## START
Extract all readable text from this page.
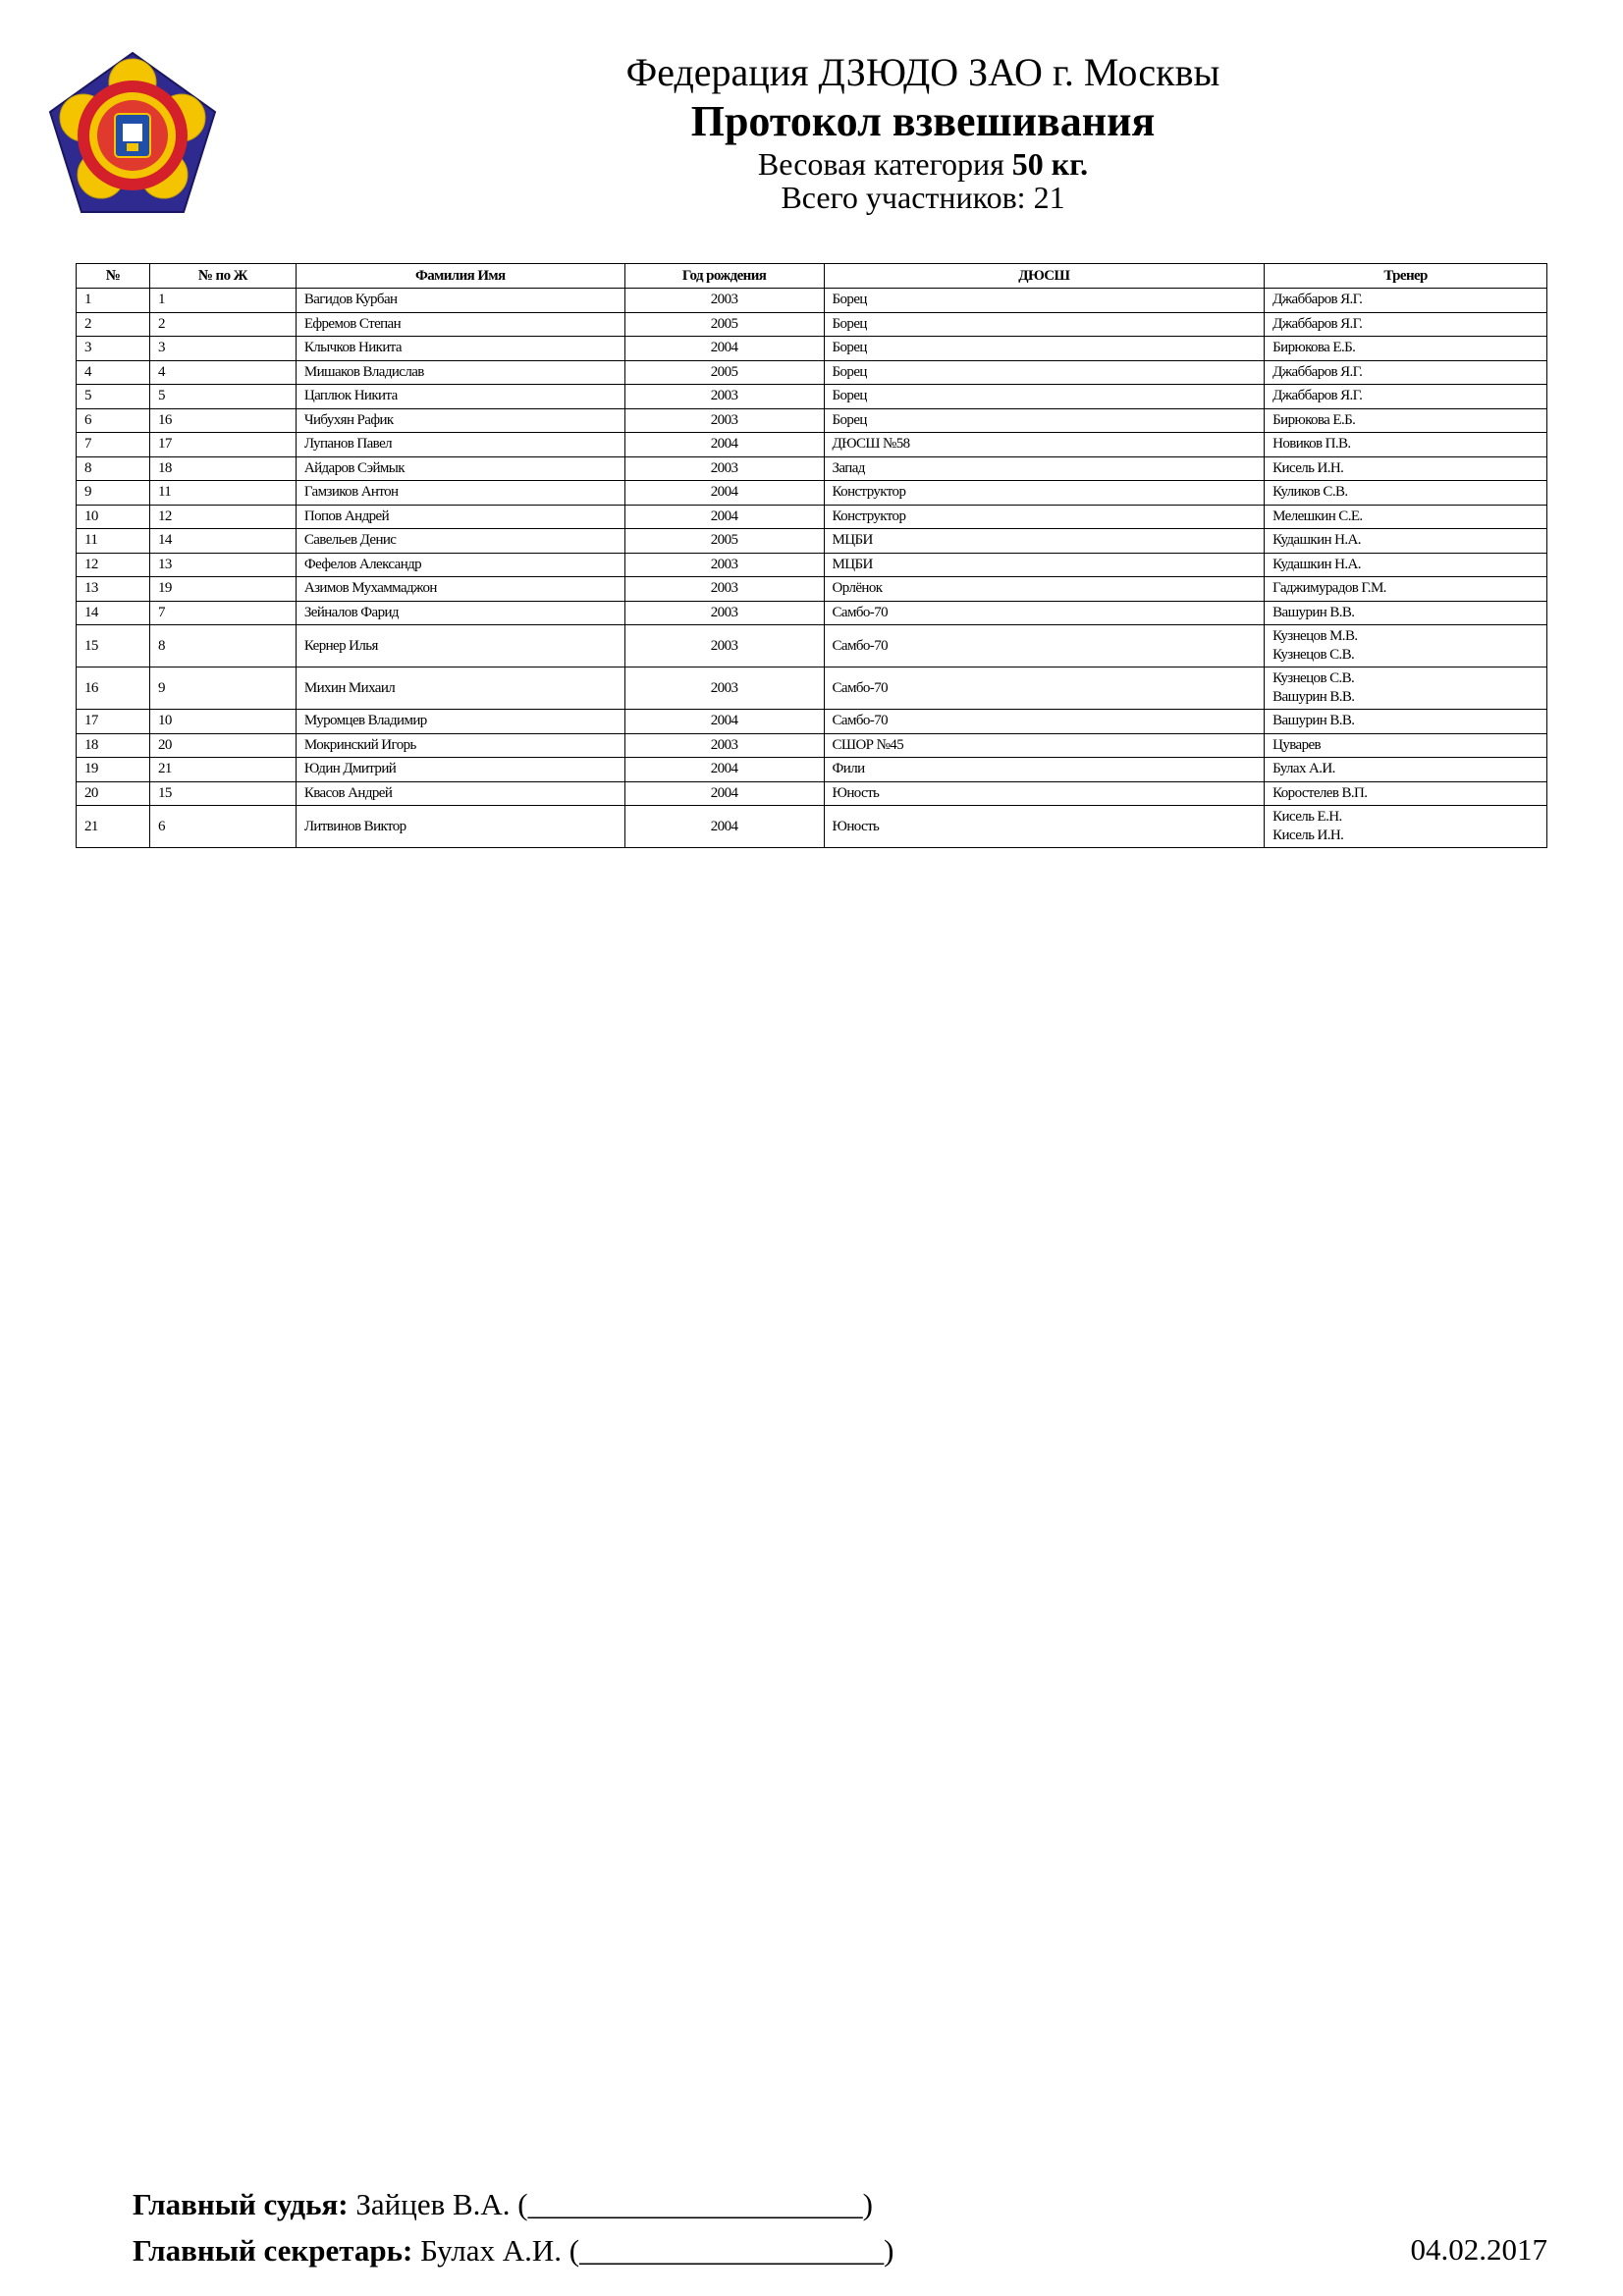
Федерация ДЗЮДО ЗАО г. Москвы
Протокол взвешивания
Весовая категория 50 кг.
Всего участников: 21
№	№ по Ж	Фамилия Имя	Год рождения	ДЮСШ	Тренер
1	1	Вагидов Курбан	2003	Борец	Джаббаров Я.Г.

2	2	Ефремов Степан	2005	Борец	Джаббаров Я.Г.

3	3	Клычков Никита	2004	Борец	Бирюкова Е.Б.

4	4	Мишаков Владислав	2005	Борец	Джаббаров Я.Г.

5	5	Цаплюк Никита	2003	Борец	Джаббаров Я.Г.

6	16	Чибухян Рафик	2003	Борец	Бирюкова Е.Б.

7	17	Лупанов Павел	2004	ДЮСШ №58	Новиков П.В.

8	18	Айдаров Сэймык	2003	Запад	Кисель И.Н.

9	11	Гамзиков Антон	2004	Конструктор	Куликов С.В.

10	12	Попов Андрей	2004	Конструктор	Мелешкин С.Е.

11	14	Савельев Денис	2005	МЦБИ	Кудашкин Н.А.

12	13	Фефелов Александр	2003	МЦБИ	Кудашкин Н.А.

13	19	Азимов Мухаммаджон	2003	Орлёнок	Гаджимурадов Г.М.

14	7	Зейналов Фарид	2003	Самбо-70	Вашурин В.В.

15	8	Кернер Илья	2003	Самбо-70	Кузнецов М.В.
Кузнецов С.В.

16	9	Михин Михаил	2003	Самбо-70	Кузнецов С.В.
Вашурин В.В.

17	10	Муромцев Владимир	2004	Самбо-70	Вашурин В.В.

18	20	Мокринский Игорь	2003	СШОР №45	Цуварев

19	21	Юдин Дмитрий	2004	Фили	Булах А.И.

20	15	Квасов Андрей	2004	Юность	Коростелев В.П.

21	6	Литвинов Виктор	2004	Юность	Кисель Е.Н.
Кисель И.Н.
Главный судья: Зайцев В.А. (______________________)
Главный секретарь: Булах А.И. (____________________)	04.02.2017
## END
## START
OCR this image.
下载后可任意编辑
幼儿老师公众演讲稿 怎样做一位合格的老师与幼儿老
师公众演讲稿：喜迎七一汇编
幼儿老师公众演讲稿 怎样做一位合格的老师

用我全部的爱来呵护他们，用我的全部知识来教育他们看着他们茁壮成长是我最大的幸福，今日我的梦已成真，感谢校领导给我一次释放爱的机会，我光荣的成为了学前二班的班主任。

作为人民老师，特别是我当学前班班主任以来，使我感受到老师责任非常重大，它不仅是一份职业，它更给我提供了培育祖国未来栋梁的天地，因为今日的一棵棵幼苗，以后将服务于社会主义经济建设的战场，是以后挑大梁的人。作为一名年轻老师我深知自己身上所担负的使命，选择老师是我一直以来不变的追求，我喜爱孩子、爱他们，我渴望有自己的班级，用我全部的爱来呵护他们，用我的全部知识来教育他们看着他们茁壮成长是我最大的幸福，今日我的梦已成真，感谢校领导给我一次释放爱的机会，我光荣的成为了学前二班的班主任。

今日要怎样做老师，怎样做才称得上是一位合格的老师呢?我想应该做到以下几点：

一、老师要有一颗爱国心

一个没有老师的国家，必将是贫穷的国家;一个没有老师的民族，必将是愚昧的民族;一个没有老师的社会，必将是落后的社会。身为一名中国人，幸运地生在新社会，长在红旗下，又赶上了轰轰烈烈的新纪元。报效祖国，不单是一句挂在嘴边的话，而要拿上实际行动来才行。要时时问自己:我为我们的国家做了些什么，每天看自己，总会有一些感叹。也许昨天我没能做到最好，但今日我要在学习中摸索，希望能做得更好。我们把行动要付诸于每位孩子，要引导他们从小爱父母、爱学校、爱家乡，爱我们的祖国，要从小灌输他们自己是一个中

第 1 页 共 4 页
## END
## START
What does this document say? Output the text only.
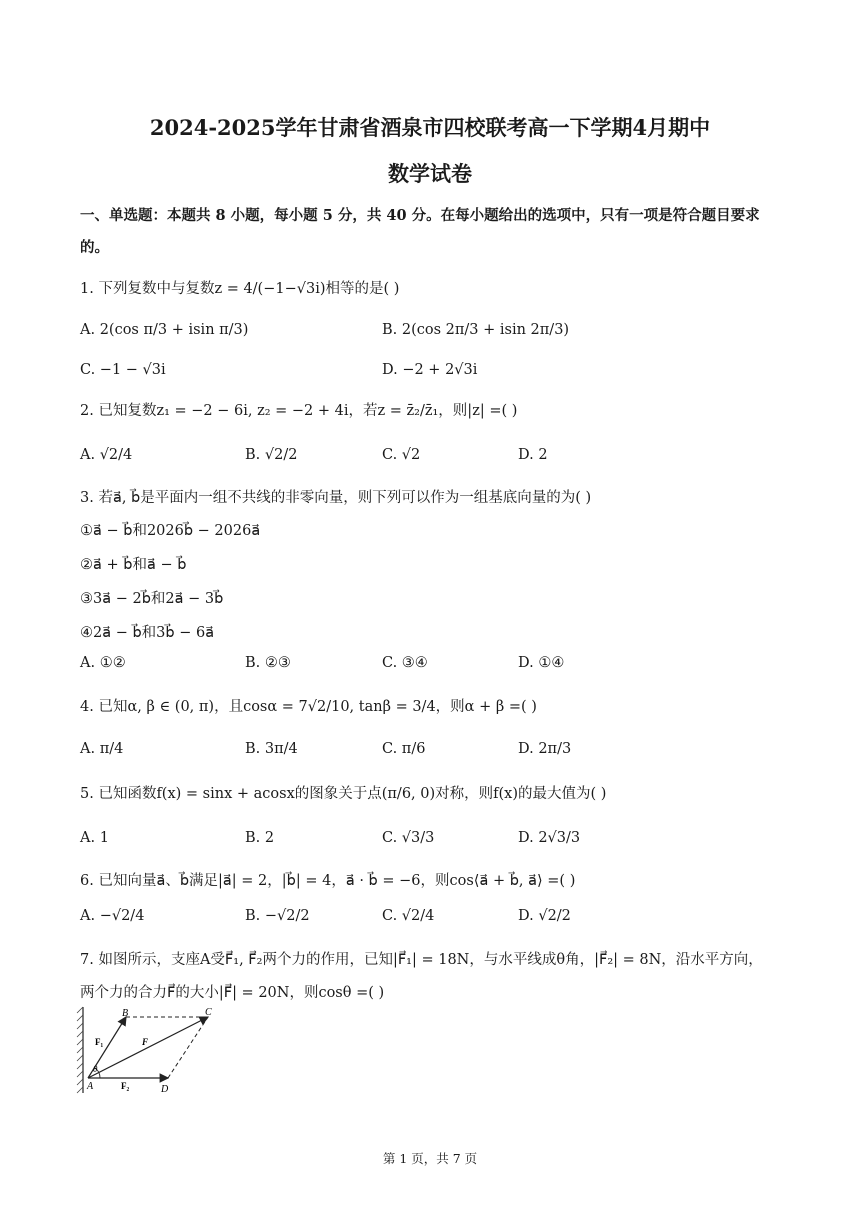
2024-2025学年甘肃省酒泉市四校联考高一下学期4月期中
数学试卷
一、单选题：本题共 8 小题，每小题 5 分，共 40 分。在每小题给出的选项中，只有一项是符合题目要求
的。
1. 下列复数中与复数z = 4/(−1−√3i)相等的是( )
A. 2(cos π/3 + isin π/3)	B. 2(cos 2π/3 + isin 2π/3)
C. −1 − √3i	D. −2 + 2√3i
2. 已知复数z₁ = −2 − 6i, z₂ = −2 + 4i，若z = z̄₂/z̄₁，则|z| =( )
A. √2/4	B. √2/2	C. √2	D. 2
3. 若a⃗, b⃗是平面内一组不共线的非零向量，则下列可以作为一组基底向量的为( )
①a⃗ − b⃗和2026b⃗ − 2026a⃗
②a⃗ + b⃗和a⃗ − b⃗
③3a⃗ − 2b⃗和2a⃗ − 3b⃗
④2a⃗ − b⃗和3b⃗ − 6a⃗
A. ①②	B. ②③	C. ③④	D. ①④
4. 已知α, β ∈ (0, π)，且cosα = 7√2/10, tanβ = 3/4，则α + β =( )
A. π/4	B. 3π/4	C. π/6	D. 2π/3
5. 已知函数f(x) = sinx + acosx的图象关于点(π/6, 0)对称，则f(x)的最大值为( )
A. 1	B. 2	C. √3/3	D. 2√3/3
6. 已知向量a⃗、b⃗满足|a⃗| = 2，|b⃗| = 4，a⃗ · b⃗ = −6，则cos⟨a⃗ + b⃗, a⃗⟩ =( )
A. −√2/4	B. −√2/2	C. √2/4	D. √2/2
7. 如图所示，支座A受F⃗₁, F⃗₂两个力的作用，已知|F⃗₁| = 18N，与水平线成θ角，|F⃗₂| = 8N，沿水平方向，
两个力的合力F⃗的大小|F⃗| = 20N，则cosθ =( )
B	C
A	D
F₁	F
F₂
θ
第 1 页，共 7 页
## END
_What is needed_
From the entries above, return each line with the word "今日我的梦已成真" in it.

_The result_
用我全部的爱来呵护他们，用我的全部知识来教育他们看着他们茁壮成长是我最大的幸福，今日我的梦已成真，感谢校领导给我一次释放爱的机会，我光荣的成为了学前二班的班主任。
作为人民老师，特别是我当学前班班主任以来，使我感受到老师责任非常重大，它不仅是一份职业，它更给我提供了培育祖国未来栋梁的天地，因为今日的一棵棵幼苗，以后将服务于社会主义经济建设的战场，是以后挑大梁的人。作为一名年轻老师我深知自己身上所担负的使命，选择老师是我一直以来不变的追求，我喜爱孩子、爱他们，我渴望有自己的班级，用我全部的爱来呵护他们，用我的全部知识来教育他们看着他们茁壮成长是我最大的幸福，今日我的梦已成真，感谢校领导给我一次释放爱的机会，我光荣的成为了学前二班的班主任。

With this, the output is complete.